## BEGIN Source

I based my love story in Island Park, Idaho, which our family had often escaped to for its nature’s healing powers. I often protested going as a teenager, wanting to be in the midst of football games, dances, boys, of course, and my friends.
When I was young, my mom had told me that I would always have this place in my soul. I guess she was right since I have based many novels, at least in part, in that section of the country.
I wrote about a woman who fled to Island Park for the healing magic that could be found next to the reservoir, the hoot of an owl, and the adventure of skunks, elks, and bears. The main lead, unlike my mom, was a professor on superstition. My father always had the worse Friday the Thirteen of any person I ever have known.
My father is an extremely educated, successful man who has held many prestigious leadership positions in the community, and yet when Friday the Thirteen comes around either his superstitions or the real reality of Friday the Thirteen hits and all sort of craziness happens. It became so bad that the entire family jokes they want to be in a different state then him.
Me, personally, I make sure that I am in a different state just to keep his bad voodoo away. Why risk it?
I mixed all this together and thought this would be the perfect man for my main character. I dreamed up a very manly man with a cowboy hat, confidence, and a bit of the quiet side of living and plugged this into the mystic of nature.
Flash forward fifteen years later.
The novel had sat in my files and a new publisher wanted to take a look at the tale I had spun out of my family’s private trauma. At the time of the request for the manuscript, ironically, I was going through my own traumatic divorce. I didn’t experience the public persecution of my parents but went through my own horror of a child custody battle and stalking.
Thus, you can imagine my surprise when I started reviewing the manuscript to find this male lead who wore a cowboy hat and was more life smart than school smart pop off of the page. The more I read, the more surprised I became.

## END Source
## BEGIN Material shown

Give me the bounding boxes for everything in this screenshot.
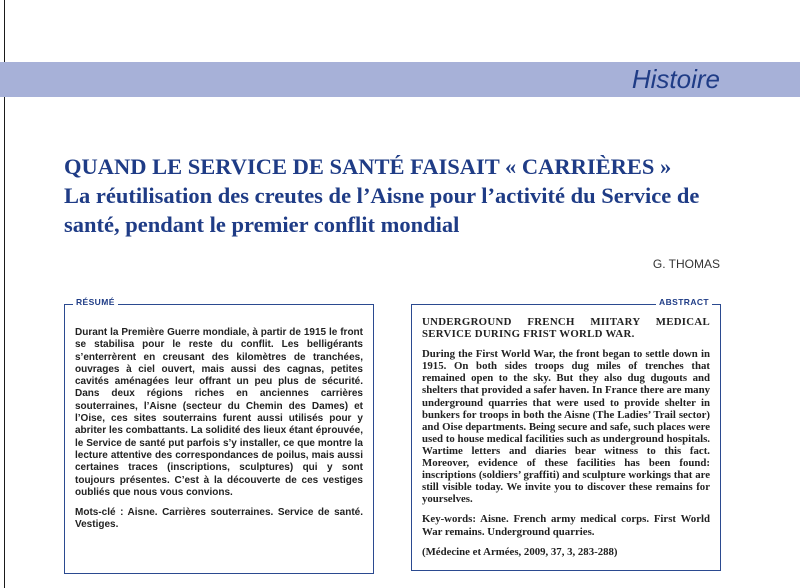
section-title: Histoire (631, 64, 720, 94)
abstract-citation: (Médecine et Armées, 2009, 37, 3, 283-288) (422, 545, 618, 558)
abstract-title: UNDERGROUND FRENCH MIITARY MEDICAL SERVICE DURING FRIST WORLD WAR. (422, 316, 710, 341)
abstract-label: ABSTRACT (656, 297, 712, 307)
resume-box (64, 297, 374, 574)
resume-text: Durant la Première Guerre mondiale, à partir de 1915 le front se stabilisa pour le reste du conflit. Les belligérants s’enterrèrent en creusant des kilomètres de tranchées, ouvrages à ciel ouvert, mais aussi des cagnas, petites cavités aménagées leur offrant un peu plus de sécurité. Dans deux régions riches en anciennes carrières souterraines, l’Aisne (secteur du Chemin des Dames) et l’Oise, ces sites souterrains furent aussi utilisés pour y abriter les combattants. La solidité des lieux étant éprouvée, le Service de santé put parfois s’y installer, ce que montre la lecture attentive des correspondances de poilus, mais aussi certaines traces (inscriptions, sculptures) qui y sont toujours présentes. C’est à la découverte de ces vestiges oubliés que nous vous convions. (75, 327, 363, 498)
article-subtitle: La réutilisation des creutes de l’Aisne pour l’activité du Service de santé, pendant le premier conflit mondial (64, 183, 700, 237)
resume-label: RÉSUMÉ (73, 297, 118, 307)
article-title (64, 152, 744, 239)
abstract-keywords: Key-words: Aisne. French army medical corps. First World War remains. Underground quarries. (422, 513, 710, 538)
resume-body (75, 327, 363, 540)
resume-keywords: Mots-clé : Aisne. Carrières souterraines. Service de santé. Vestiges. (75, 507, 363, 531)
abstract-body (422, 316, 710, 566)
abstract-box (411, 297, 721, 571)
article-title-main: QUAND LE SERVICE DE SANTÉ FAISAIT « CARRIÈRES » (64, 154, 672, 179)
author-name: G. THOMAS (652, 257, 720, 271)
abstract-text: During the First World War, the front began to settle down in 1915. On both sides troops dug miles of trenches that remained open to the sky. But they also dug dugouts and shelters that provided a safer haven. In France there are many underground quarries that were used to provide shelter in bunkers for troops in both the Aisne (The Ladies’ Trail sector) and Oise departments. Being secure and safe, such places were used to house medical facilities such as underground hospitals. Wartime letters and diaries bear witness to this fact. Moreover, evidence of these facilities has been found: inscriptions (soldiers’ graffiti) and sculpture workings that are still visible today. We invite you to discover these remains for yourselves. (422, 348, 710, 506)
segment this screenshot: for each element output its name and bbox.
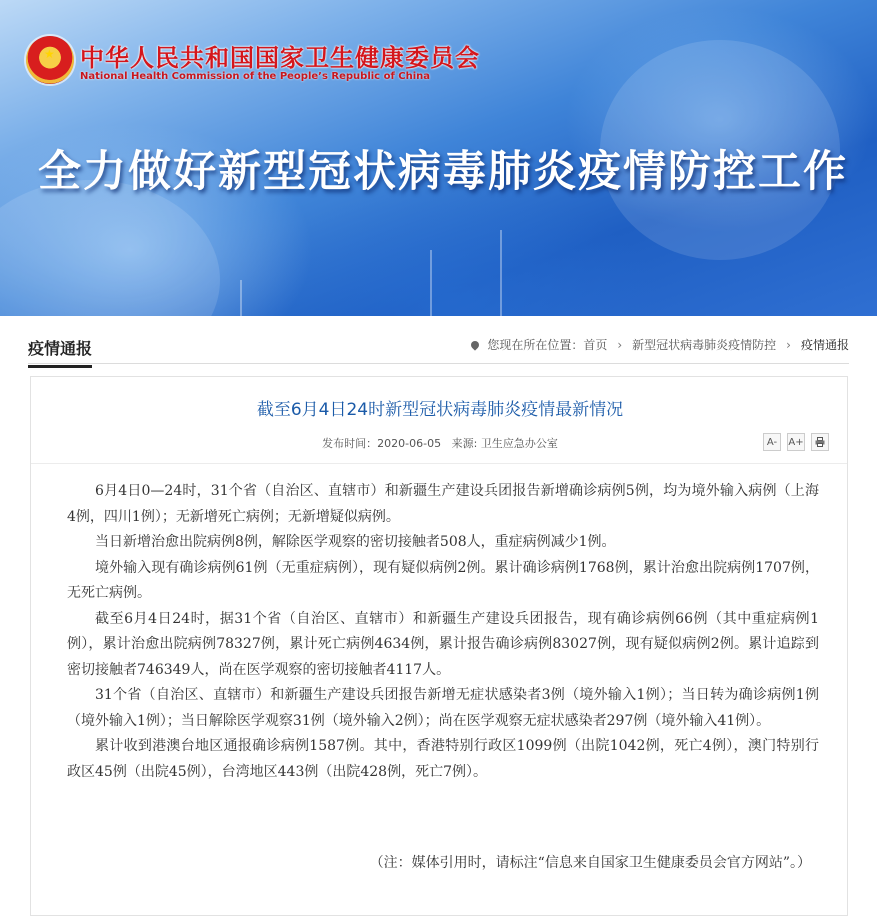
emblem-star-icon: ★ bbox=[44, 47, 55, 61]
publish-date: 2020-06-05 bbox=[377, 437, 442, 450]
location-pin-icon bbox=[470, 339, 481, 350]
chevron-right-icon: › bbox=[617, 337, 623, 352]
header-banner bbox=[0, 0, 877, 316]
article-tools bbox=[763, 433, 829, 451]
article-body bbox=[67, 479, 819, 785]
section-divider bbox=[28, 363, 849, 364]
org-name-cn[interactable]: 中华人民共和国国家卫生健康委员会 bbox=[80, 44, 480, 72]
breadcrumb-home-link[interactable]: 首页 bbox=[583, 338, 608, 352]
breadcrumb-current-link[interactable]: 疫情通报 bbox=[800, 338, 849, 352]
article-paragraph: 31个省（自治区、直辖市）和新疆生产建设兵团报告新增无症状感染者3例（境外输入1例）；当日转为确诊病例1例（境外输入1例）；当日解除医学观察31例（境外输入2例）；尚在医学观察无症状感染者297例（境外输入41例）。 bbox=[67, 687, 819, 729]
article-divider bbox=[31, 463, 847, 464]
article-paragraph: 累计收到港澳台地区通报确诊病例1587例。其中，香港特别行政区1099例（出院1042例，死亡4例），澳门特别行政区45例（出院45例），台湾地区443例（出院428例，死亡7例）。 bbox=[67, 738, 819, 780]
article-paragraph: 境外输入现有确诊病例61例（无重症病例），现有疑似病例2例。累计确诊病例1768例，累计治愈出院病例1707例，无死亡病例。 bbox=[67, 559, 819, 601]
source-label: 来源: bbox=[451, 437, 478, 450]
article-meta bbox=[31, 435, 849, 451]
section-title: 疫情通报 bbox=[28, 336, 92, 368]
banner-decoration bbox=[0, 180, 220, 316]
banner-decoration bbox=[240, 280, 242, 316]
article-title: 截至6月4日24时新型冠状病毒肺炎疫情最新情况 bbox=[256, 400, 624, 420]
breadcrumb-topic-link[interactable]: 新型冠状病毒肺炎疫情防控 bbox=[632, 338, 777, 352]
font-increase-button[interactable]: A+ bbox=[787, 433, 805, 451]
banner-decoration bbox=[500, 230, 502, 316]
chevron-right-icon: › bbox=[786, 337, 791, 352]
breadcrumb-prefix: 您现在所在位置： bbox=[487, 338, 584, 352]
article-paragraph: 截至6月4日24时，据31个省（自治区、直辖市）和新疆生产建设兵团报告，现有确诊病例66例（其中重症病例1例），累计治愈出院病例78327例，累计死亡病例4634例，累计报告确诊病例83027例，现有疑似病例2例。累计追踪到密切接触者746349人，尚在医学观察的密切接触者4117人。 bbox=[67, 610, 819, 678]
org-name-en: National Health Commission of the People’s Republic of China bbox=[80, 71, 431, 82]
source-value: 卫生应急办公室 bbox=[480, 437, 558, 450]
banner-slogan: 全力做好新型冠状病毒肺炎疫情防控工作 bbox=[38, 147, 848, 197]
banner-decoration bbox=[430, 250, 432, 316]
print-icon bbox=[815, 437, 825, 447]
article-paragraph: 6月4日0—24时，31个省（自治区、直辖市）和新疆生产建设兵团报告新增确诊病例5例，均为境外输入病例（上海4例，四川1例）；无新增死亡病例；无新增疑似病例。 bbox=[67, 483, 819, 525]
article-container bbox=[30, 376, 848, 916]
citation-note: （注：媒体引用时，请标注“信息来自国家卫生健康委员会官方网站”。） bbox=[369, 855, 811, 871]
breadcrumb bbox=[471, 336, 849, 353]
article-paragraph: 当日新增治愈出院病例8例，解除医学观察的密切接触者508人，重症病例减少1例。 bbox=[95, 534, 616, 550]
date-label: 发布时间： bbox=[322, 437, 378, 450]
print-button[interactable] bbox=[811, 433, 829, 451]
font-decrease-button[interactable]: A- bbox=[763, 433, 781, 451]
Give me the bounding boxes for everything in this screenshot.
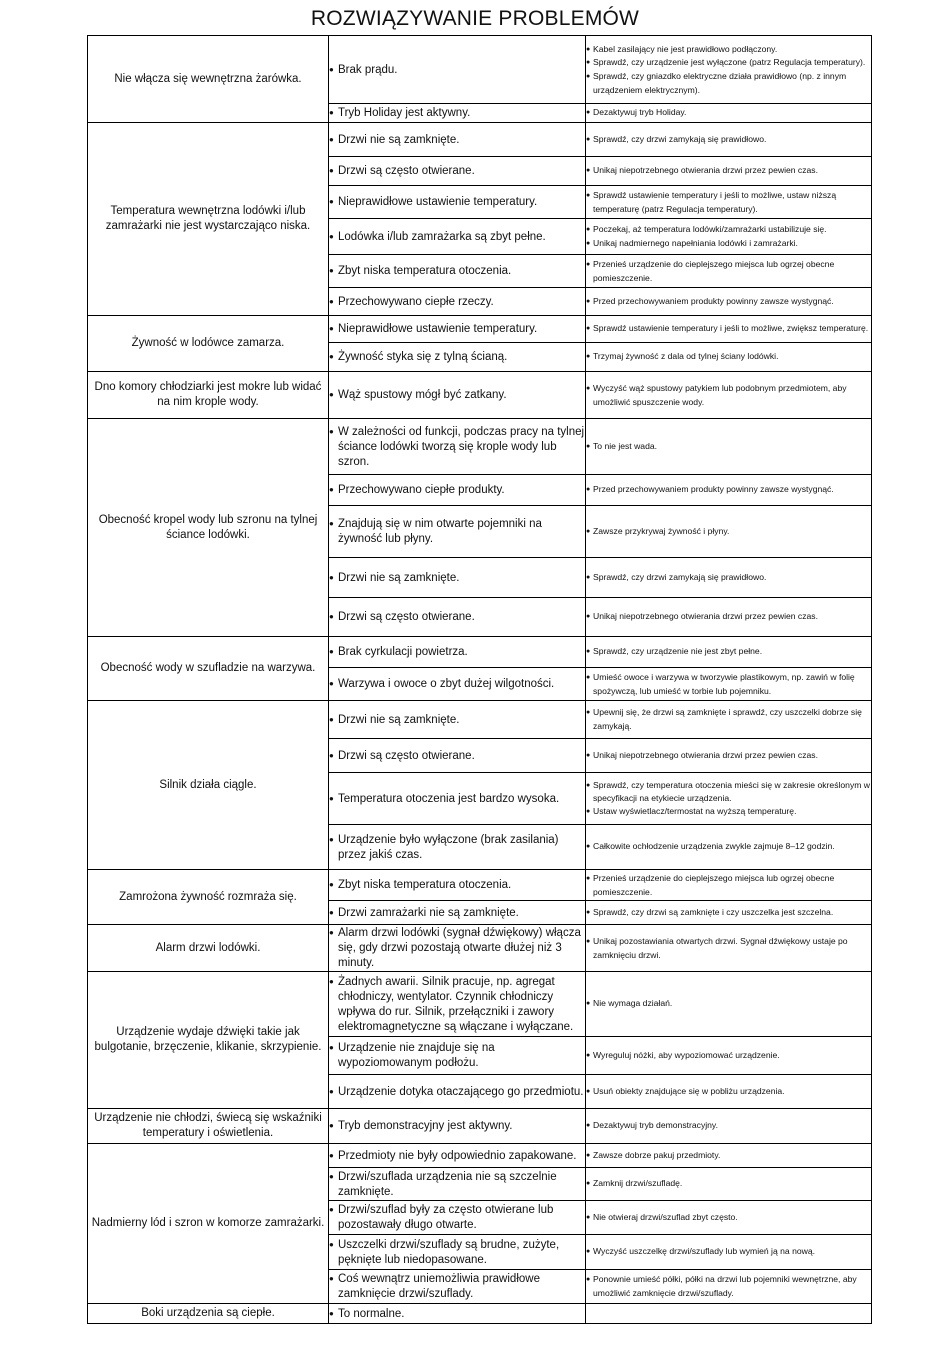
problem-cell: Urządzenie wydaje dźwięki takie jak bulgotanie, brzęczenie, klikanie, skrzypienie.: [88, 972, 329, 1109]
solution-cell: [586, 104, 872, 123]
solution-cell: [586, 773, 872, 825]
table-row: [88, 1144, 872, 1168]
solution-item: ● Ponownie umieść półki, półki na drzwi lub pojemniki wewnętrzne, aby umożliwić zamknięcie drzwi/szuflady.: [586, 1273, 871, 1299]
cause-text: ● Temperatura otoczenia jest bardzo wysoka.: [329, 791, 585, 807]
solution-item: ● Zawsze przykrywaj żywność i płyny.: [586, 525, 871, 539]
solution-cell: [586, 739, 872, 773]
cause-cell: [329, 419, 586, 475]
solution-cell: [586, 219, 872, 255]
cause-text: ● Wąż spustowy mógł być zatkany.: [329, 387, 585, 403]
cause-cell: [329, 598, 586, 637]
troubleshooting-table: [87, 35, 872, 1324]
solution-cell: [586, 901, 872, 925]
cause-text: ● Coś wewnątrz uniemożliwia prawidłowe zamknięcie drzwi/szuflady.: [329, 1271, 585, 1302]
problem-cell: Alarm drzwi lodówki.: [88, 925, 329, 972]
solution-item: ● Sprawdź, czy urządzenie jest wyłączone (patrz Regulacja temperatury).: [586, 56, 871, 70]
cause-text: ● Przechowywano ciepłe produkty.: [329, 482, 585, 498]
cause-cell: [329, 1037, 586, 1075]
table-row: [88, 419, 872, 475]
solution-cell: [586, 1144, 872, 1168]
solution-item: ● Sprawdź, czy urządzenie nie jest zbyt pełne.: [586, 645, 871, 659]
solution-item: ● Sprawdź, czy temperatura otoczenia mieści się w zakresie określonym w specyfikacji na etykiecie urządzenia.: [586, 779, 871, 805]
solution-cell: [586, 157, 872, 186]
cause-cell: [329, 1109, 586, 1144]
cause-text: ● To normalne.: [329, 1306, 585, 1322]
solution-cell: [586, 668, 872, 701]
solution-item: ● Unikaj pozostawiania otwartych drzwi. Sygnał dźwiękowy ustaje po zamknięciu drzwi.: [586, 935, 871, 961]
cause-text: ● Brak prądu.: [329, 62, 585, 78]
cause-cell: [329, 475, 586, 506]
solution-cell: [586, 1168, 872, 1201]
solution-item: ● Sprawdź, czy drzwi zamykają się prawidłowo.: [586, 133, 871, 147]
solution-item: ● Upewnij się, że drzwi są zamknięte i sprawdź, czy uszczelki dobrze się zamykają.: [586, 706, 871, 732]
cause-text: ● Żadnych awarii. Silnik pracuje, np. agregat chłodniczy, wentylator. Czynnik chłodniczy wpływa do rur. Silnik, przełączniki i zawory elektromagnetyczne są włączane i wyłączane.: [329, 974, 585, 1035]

## END Material shown

List every animal named in the essay about the Island Park novel.

owl, skunks, elks, bears